[Exercise brief]
Locate the word "Paste" in the entries below, then gather every line that holds it.

[Exercise inputs]
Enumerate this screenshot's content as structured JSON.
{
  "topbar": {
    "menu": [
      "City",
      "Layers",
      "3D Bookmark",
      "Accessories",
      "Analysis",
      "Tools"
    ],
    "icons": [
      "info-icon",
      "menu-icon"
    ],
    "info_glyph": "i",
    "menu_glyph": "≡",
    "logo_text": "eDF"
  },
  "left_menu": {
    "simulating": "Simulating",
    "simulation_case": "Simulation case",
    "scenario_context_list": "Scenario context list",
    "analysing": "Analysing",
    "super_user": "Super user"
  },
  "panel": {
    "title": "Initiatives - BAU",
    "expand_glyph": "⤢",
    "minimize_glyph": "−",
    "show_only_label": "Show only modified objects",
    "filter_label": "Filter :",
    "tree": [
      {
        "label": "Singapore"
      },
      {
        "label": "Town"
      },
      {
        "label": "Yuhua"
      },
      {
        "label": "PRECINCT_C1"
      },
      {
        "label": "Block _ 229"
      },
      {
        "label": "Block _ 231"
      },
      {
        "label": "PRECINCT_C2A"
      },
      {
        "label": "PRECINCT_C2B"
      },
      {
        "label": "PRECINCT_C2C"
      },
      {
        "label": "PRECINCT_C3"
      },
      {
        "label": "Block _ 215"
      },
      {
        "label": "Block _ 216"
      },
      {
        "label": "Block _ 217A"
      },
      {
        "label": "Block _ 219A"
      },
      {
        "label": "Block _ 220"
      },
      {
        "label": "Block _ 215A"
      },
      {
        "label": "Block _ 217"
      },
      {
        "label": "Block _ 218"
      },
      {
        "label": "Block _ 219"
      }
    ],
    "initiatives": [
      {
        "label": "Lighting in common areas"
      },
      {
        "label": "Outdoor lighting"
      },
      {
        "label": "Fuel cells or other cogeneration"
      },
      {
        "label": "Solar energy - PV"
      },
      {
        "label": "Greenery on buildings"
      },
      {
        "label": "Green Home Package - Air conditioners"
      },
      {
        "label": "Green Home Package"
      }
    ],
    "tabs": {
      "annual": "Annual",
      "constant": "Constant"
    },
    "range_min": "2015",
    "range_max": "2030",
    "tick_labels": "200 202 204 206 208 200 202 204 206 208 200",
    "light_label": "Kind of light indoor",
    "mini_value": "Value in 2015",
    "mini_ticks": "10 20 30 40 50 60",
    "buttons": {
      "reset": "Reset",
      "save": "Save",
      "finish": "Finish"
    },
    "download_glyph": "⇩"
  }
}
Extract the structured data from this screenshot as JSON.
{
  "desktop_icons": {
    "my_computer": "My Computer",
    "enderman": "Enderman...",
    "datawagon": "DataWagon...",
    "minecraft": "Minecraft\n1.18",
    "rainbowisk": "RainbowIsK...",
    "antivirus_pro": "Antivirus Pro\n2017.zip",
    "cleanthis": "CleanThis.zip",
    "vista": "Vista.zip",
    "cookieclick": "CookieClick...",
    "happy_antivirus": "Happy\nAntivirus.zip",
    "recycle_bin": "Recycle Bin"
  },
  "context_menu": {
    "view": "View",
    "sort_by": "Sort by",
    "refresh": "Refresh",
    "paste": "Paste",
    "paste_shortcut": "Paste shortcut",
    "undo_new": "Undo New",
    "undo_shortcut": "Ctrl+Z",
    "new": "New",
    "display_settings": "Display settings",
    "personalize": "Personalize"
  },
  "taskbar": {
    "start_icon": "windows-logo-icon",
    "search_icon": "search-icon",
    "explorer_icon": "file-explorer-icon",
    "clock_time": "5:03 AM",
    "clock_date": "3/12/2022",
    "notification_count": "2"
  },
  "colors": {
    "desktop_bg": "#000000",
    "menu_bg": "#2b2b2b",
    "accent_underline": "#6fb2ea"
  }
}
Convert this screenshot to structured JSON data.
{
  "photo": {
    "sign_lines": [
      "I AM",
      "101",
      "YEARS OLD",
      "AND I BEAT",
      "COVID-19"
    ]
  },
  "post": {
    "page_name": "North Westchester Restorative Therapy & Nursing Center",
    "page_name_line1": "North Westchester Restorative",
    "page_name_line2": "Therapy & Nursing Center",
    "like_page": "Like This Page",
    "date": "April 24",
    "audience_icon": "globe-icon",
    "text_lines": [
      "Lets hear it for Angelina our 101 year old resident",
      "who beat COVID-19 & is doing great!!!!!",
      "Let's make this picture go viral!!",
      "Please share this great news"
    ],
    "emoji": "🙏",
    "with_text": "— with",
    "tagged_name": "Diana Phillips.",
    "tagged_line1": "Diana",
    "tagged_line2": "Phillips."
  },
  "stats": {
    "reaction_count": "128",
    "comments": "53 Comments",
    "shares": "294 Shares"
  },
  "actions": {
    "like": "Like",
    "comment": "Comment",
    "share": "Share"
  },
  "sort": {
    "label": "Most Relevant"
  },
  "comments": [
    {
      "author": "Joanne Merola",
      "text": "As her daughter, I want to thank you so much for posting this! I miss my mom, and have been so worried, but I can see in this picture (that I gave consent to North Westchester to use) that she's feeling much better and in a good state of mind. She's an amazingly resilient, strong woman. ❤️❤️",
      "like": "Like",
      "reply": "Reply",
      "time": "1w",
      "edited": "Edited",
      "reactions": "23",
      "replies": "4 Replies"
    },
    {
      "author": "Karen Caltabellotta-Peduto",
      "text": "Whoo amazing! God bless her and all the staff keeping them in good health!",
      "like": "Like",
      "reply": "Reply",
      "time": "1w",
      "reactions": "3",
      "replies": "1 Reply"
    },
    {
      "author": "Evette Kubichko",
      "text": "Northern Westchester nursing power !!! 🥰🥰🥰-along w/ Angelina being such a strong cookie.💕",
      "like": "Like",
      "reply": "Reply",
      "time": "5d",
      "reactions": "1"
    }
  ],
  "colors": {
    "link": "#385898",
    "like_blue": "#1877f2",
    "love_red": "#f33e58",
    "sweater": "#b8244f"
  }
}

[Written response]
    "paste": "Paste",
    "paste_shortcut": "Paste shortcut",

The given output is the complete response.